Brief » Go over the entries below line by line, copying each one that contains the word "structured".

Stored data entries:
::::::
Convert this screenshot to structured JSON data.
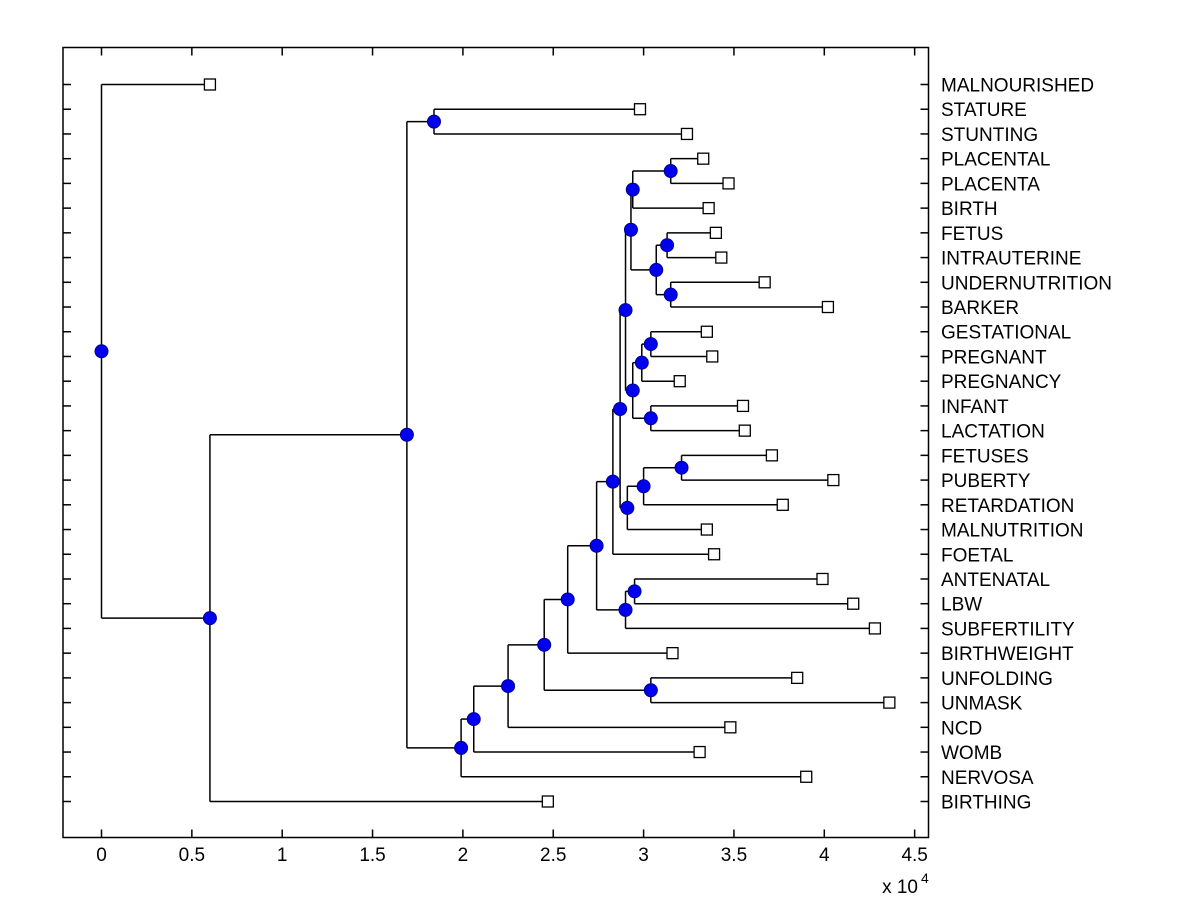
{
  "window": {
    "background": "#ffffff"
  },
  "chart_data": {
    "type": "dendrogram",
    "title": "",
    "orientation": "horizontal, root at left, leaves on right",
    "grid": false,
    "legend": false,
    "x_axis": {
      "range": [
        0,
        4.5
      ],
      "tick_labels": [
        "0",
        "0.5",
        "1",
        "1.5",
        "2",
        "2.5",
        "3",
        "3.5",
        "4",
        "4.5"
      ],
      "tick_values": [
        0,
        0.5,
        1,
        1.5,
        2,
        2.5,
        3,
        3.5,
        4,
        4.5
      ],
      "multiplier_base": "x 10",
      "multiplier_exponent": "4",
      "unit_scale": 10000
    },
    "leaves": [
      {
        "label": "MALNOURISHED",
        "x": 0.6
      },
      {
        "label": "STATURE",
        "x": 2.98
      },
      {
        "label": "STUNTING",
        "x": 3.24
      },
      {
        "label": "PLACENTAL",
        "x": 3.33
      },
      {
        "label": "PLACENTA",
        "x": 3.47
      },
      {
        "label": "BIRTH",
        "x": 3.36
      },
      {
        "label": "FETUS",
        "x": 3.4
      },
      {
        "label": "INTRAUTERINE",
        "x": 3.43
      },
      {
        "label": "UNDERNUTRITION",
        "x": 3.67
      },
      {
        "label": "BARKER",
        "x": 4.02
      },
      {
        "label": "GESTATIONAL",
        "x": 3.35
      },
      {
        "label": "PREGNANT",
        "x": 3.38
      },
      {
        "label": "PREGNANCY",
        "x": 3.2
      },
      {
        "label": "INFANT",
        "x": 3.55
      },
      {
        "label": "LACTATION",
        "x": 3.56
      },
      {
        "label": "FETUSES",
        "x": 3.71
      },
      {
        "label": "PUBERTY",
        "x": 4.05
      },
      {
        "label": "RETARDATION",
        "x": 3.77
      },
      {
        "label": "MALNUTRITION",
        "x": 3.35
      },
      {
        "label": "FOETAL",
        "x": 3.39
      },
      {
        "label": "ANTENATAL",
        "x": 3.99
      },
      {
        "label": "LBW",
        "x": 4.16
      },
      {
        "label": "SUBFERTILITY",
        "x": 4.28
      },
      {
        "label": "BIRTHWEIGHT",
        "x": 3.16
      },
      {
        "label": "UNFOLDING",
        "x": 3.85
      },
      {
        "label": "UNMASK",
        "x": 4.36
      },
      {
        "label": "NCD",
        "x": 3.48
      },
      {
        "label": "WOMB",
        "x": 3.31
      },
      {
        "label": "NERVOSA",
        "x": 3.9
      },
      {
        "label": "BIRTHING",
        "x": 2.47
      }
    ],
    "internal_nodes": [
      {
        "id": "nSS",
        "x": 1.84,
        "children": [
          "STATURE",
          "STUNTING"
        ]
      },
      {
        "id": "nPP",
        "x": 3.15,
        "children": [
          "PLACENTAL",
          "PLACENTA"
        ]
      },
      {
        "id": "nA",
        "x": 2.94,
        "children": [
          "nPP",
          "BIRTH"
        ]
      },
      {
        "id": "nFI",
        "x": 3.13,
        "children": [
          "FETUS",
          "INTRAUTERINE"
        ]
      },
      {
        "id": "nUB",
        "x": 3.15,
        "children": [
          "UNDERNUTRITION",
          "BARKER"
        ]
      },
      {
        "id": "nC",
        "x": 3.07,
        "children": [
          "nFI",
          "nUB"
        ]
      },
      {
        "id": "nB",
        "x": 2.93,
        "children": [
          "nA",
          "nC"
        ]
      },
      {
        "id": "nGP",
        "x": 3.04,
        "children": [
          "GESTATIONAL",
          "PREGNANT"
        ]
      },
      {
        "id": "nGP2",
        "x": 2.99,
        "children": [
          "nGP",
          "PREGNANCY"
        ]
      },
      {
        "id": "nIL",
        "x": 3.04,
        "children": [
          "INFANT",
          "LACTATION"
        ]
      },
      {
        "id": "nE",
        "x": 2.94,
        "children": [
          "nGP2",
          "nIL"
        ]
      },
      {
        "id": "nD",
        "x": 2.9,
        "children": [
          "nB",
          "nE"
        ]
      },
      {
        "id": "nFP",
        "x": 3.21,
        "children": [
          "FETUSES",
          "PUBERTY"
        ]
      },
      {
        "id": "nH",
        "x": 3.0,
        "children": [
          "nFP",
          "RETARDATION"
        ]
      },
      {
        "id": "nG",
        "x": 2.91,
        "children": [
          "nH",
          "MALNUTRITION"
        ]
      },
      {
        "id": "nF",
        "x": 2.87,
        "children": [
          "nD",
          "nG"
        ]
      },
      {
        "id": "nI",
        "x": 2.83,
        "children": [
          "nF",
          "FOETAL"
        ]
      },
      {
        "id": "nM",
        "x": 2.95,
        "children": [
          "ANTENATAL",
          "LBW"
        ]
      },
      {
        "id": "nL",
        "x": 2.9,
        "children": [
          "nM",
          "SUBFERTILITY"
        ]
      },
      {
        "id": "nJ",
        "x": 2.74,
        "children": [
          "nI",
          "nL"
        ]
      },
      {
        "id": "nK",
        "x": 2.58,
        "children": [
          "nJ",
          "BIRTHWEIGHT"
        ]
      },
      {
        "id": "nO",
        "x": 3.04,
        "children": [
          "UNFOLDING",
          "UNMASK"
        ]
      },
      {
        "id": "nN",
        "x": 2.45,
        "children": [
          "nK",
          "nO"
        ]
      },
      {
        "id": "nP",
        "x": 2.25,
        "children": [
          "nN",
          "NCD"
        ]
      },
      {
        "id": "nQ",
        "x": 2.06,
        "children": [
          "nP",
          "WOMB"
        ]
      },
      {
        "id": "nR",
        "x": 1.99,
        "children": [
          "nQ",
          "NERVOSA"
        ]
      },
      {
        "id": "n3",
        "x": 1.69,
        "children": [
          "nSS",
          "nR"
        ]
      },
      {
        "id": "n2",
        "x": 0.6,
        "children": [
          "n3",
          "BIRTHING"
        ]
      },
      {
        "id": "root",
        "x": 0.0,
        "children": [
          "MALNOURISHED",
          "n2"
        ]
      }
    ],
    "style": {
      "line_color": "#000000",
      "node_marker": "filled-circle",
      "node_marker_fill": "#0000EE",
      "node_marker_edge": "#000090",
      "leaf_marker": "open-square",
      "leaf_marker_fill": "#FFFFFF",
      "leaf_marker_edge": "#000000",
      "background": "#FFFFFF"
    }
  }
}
::::::
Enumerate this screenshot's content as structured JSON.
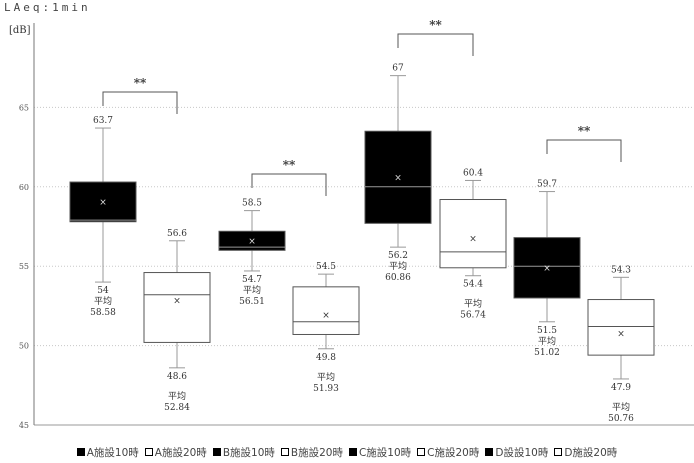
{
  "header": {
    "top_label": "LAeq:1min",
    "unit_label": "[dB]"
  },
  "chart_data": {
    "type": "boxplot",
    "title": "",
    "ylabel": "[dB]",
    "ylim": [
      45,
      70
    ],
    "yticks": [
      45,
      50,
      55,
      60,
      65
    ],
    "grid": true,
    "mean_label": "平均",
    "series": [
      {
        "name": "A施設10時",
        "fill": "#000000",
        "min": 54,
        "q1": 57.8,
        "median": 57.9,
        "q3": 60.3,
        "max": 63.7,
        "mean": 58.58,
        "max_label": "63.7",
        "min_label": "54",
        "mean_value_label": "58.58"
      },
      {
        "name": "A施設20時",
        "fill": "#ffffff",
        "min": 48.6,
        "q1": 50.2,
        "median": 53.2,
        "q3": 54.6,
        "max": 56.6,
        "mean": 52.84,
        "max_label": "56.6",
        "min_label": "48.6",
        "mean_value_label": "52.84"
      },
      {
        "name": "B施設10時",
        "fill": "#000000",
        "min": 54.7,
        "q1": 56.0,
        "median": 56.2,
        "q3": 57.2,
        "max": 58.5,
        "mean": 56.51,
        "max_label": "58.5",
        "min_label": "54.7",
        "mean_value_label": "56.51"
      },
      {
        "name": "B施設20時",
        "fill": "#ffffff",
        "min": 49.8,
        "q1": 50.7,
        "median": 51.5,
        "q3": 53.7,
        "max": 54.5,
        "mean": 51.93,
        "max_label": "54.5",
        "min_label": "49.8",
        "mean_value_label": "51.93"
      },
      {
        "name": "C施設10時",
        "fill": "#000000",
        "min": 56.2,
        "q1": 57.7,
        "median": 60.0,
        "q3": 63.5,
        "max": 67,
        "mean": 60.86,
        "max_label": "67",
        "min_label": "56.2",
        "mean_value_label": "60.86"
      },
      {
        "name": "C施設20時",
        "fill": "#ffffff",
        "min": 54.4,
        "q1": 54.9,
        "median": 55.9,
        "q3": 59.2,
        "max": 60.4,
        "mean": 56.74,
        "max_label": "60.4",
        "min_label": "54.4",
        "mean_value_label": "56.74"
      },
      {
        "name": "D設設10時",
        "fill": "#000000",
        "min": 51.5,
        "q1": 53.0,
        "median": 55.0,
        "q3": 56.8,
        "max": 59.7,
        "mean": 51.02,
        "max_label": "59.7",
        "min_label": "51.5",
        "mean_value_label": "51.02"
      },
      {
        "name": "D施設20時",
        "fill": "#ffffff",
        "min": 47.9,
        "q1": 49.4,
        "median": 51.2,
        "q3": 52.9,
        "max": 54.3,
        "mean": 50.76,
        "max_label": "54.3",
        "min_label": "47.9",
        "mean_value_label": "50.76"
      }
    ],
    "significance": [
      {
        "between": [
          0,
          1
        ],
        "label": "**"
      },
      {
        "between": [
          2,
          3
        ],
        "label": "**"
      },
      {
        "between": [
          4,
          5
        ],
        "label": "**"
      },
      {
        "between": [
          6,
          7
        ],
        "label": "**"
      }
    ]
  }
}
::::::
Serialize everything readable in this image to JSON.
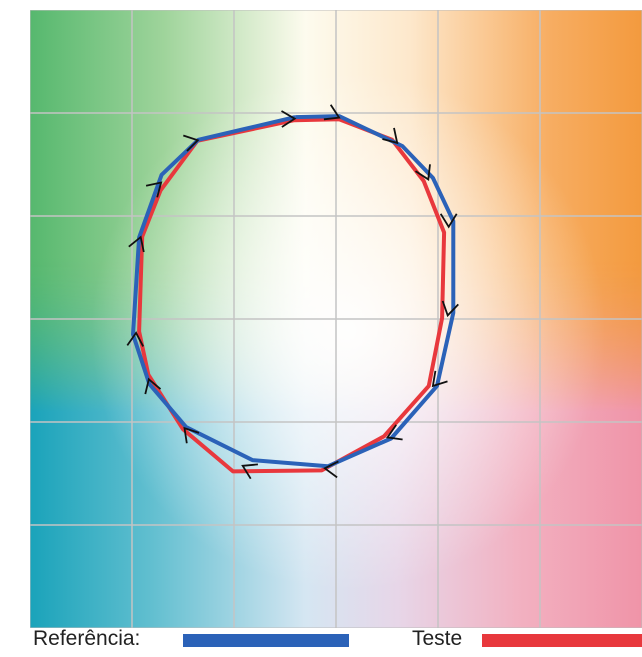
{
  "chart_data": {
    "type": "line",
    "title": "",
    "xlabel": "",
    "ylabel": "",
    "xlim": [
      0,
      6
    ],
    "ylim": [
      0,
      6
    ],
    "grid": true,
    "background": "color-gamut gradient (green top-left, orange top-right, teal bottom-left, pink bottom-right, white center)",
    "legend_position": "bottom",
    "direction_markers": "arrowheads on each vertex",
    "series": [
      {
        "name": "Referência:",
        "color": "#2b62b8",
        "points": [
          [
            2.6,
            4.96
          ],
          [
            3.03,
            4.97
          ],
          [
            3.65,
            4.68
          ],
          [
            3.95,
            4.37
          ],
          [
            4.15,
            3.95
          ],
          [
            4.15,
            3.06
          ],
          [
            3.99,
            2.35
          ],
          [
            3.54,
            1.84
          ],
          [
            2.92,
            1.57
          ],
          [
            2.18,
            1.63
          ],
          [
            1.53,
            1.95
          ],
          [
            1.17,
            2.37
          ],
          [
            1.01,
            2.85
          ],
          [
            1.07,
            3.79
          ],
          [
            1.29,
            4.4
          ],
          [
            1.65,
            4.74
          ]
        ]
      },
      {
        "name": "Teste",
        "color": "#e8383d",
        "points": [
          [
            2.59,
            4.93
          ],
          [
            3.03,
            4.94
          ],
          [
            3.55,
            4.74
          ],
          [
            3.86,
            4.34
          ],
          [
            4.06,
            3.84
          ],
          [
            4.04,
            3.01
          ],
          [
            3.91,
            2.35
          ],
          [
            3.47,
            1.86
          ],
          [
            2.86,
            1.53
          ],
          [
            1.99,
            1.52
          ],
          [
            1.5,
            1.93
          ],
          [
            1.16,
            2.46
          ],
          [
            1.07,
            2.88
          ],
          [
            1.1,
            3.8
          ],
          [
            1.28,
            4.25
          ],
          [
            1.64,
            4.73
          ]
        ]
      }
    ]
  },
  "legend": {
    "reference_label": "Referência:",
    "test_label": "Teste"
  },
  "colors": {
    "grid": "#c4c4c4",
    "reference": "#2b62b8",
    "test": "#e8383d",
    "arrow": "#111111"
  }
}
::::::
Completed exercise »
Convert this screenshot to structured JSON data.
Enumerate this screenshot's content as structured JSON.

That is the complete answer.